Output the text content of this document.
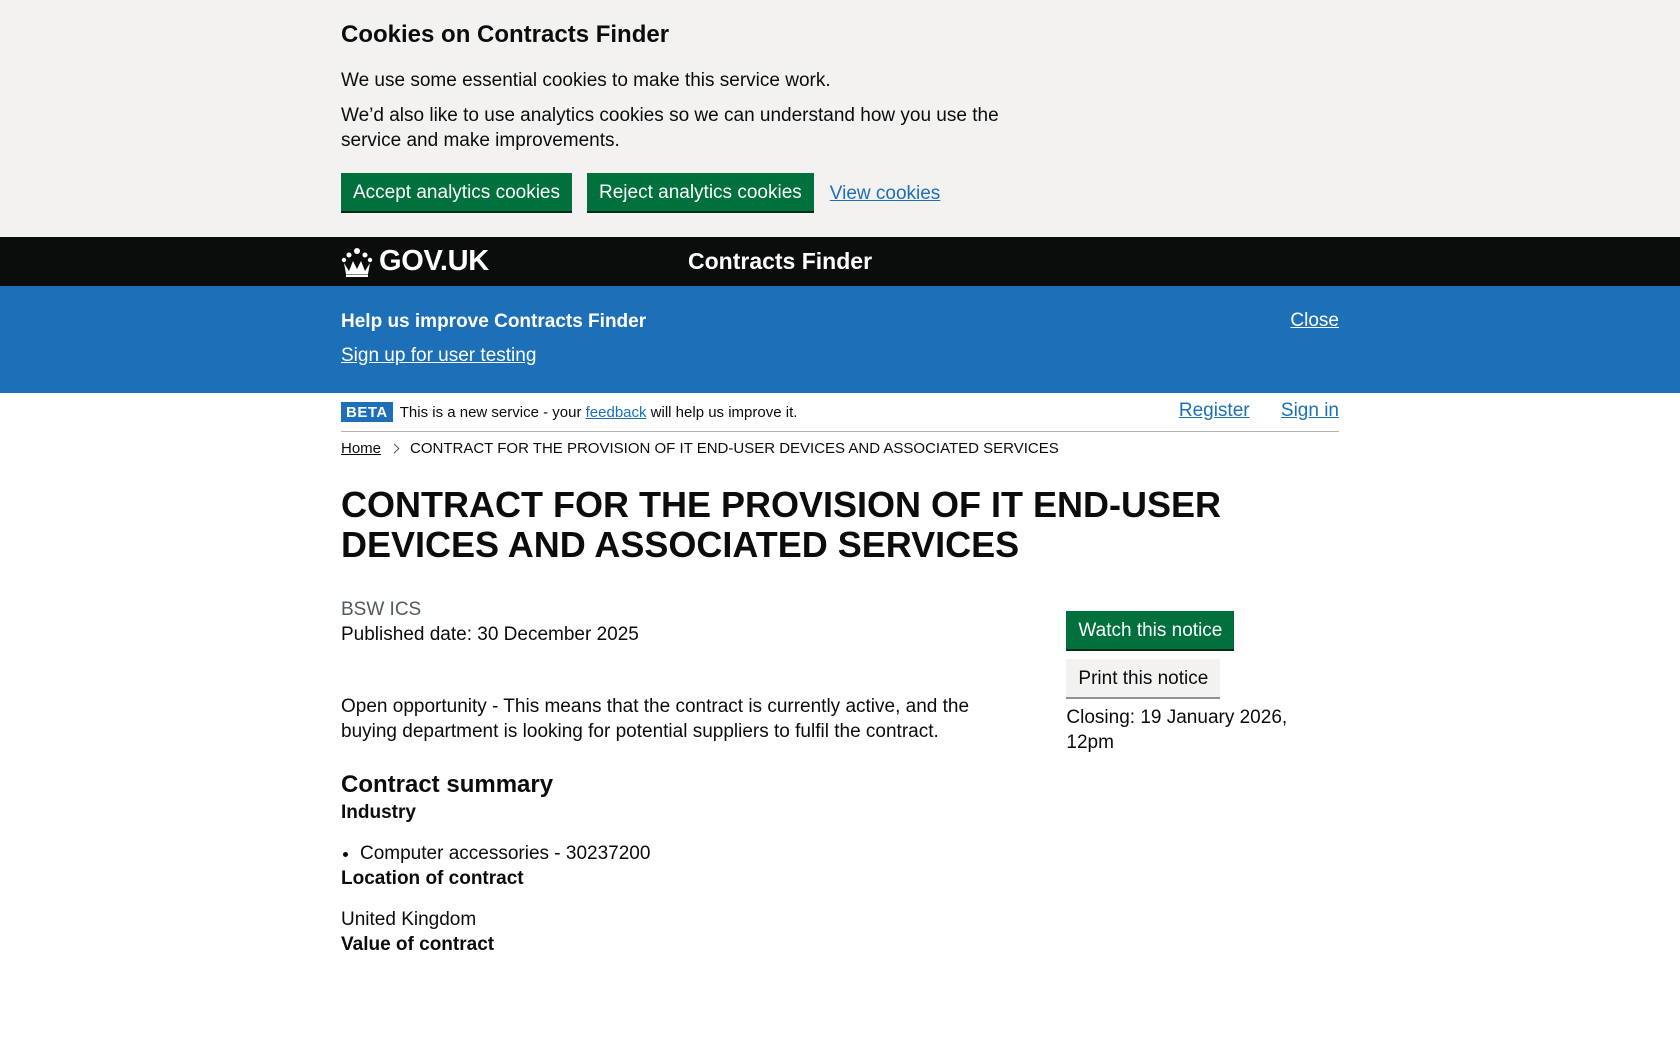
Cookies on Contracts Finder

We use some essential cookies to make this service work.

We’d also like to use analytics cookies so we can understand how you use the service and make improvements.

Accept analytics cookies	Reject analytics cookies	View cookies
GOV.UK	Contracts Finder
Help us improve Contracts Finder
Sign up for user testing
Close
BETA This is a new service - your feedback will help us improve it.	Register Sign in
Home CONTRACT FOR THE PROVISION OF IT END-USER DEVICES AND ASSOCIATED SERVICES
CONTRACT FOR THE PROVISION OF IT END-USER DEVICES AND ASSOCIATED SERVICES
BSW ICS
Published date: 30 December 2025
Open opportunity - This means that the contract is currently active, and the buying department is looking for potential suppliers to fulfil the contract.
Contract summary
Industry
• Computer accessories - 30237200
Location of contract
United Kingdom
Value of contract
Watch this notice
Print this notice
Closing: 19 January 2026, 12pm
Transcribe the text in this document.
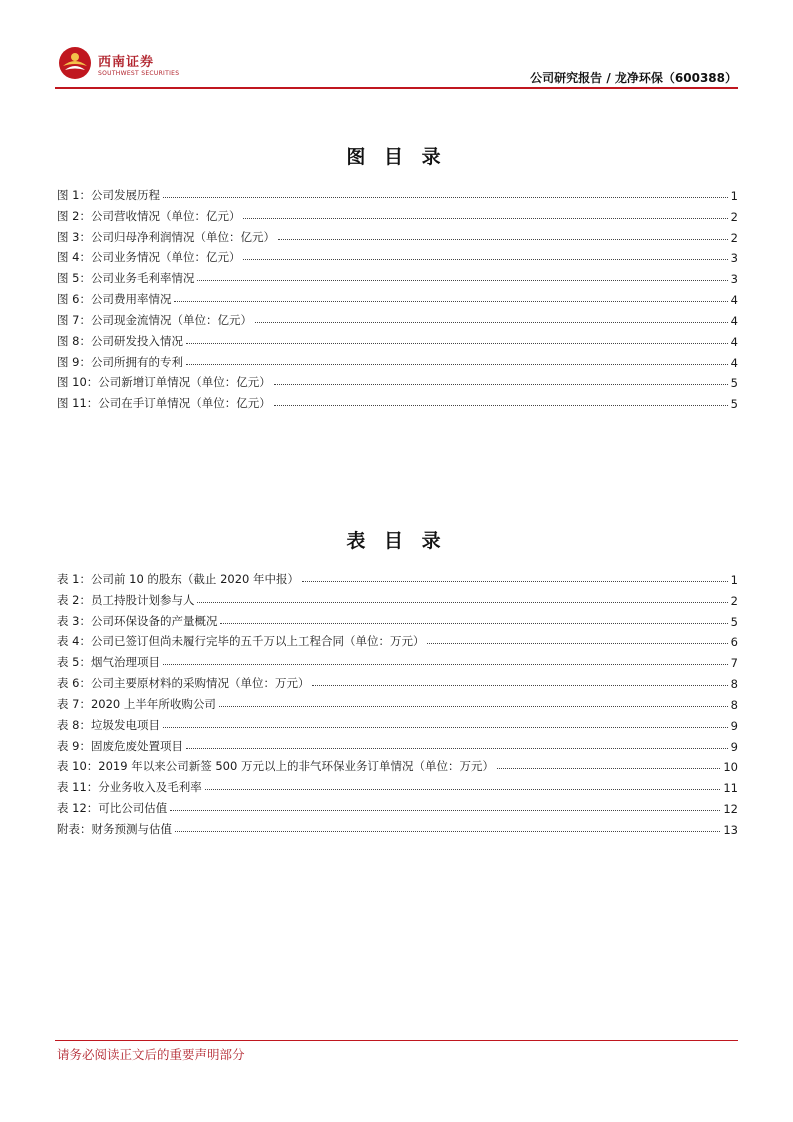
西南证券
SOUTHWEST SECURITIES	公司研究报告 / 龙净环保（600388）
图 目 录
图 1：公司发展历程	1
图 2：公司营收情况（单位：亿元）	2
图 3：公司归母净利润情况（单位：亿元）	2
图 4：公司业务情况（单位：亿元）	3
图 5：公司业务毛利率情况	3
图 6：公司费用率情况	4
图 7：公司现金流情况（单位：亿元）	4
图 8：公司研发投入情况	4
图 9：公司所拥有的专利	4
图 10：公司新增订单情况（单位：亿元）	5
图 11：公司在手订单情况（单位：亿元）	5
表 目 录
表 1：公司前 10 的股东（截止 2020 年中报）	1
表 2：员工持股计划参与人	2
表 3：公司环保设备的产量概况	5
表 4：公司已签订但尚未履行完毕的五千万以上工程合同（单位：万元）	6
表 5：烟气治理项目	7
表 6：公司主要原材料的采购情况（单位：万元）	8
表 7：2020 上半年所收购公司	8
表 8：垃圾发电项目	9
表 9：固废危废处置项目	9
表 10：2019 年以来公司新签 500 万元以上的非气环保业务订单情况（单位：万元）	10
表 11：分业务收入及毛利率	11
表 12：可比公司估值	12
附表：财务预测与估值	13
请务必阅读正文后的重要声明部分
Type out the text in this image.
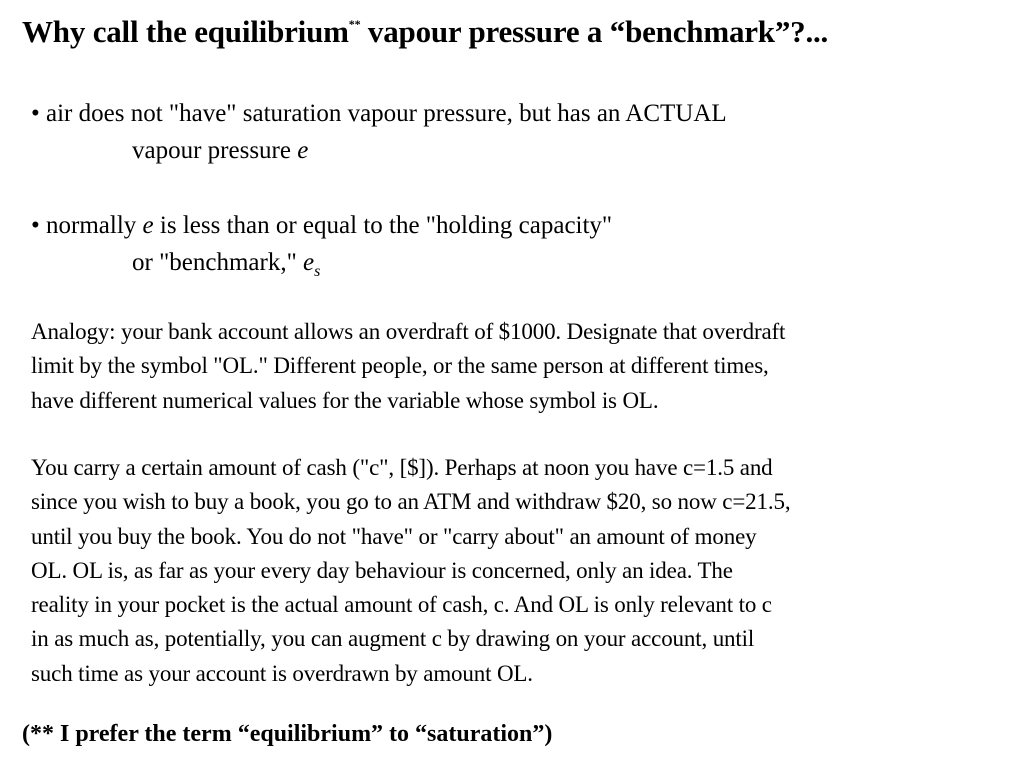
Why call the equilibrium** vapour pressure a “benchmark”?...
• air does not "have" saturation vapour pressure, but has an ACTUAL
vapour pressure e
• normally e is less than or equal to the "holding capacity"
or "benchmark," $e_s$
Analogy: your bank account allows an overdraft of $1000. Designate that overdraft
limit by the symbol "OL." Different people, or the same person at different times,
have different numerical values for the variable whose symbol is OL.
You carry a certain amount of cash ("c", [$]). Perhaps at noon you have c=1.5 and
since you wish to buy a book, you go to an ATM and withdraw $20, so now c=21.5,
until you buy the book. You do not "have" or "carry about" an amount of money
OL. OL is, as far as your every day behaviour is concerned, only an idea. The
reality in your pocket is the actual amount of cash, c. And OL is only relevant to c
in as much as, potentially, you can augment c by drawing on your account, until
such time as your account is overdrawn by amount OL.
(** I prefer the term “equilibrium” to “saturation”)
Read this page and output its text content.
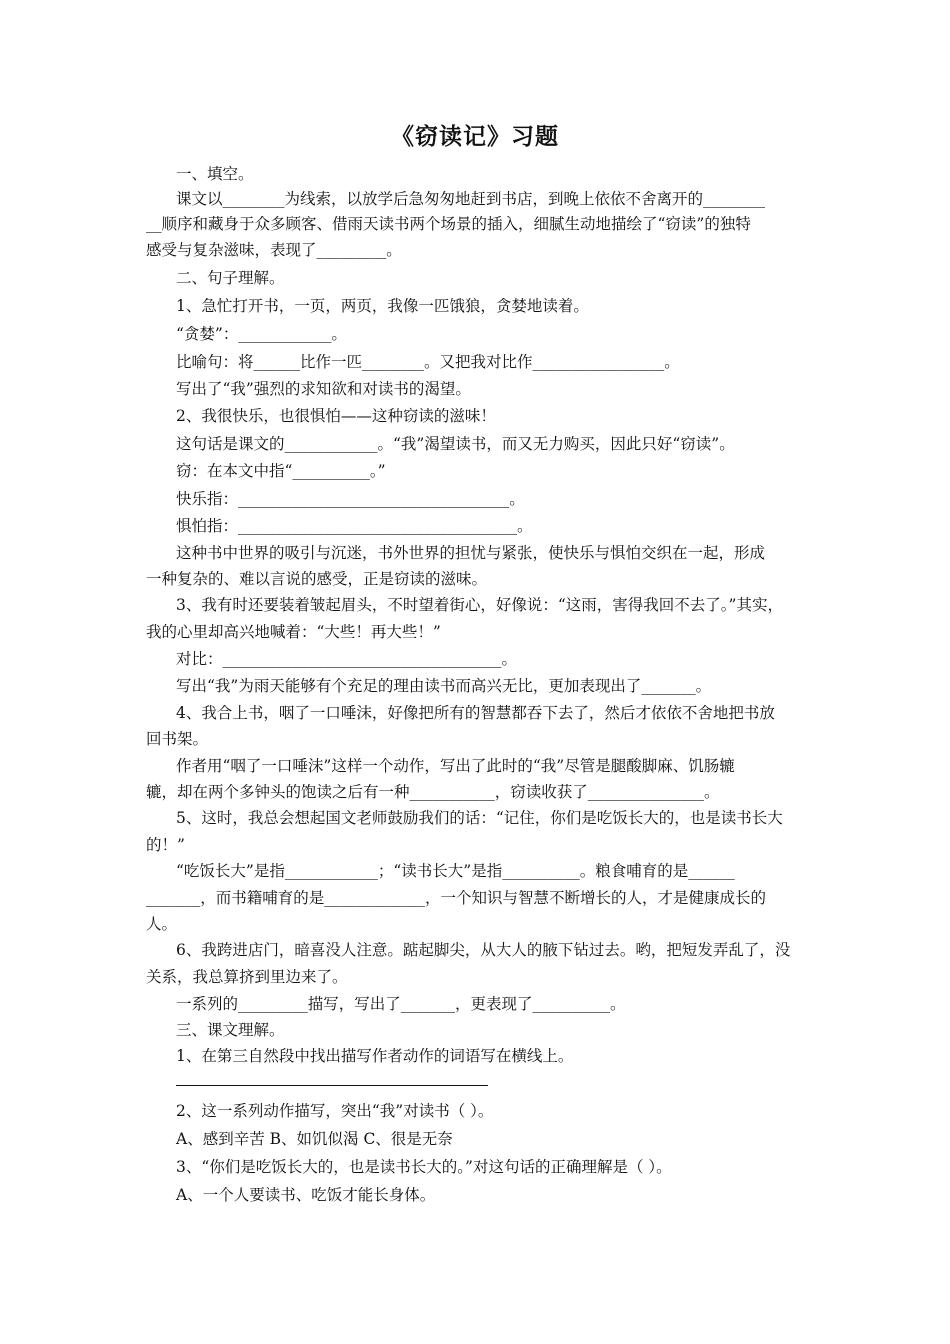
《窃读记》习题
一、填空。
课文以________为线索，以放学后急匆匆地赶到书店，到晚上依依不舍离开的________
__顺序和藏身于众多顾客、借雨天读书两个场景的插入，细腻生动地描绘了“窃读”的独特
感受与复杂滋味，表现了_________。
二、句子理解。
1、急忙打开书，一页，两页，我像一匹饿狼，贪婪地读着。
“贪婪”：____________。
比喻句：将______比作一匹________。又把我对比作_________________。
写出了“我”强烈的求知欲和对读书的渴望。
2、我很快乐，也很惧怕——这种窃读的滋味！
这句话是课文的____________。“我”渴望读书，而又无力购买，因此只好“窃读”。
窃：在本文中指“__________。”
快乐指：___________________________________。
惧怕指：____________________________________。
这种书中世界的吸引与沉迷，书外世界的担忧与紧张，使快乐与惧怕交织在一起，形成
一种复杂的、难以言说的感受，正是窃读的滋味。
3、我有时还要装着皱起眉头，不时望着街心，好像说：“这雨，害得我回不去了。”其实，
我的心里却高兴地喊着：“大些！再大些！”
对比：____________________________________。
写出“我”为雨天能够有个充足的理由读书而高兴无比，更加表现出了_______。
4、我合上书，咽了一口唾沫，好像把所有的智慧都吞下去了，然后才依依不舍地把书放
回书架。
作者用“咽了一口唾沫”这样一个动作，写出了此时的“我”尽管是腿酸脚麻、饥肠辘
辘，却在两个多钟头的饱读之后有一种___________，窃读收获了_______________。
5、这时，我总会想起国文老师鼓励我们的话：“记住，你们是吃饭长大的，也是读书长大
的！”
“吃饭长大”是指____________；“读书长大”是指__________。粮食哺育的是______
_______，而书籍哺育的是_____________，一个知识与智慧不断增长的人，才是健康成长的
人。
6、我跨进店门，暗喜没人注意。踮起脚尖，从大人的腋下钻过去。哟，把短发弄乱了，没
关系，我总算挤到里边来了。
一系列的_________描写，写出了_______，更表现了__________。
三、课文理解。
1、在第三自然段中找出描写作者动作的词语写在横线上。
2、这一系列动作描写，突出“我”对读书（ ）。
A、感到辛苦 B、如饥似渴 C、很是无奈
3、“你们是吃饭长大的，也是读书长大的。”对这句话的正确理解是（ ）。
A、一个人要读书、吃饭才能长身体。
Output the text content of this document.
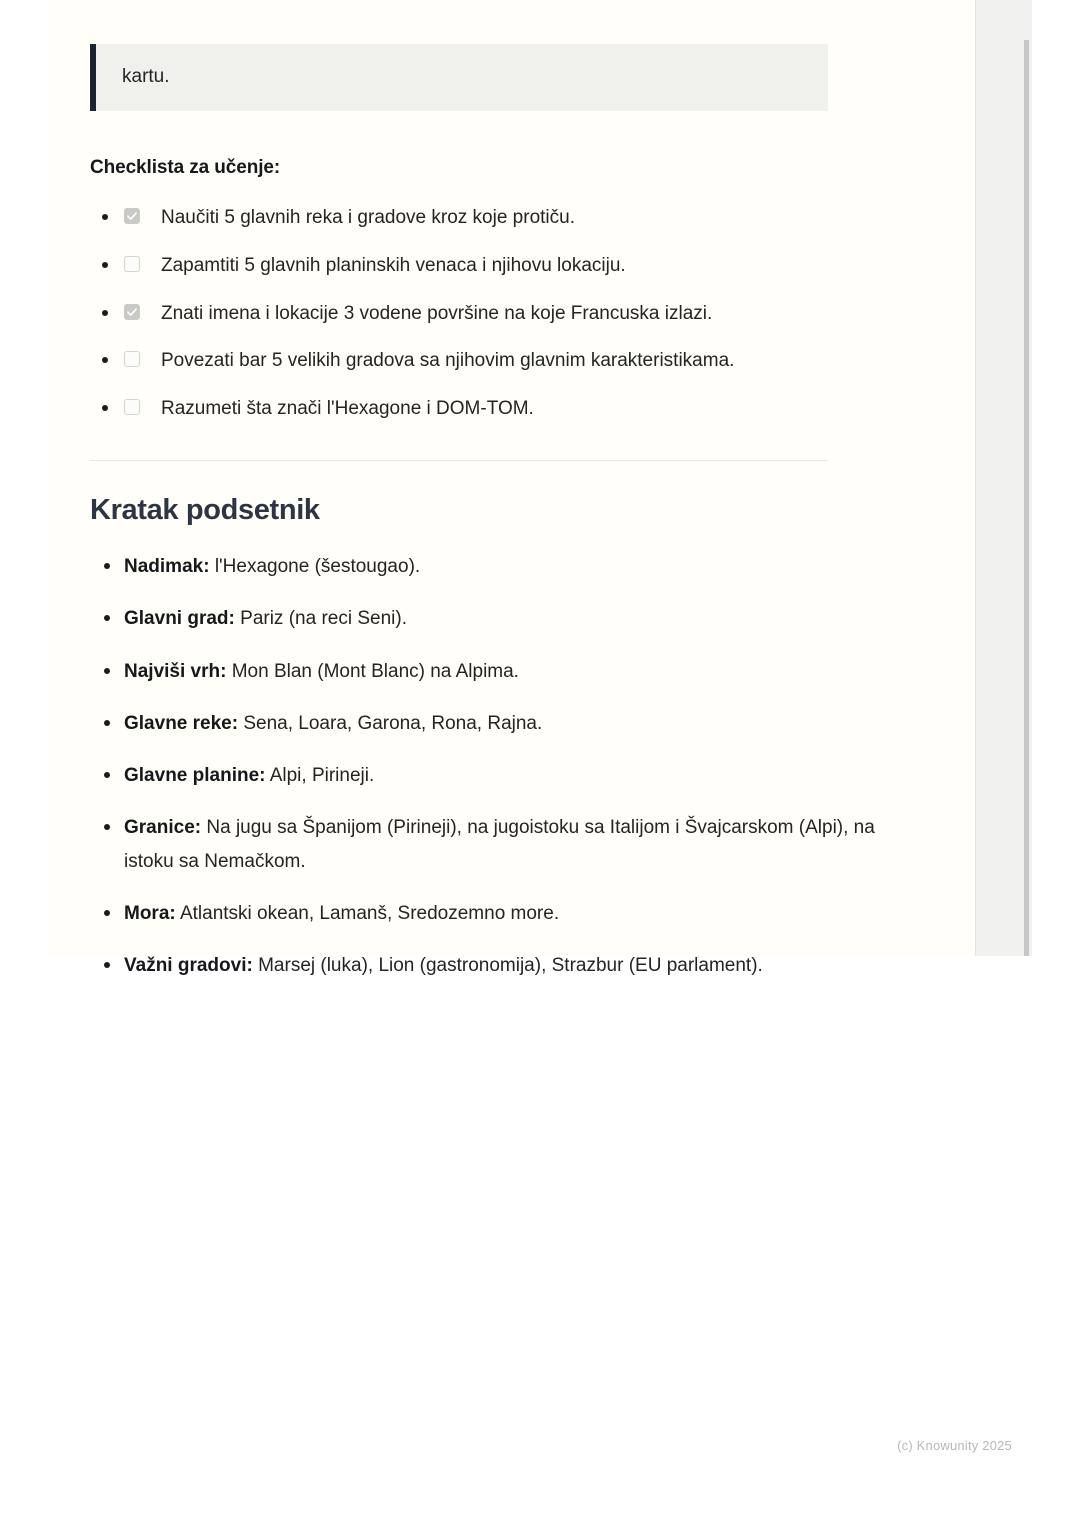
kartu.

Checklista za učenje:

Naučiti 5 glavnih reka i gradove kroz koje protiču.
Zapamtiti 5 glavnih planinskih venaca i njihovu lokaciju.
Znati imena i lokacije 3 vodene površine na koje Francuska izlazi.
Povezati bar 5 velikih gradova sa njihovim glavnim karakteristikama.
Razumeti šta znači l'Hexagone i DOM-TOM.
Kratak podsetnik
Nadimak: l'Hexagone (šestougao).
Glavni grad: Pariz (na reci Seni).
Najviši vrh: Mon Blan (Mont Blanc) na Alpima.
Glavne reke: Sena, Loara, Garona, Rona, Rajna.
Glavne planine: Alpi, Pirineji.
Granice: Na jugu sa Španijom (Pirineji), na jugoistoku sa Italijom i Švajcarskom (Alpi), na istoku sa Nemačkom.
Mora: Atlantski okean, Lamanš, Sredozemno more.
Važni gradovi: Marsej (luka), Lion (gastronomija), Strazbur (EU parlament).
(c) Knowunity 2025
=-=-=
**EXERCISE GOAL:** Find the word "different" in the data and copy out each line where it turns up.

**EXPECTED ANSWER:**
limit by the symbol "OL." Different people, or the same person at different times,
have different numerical values for the variable whose symbol is OL.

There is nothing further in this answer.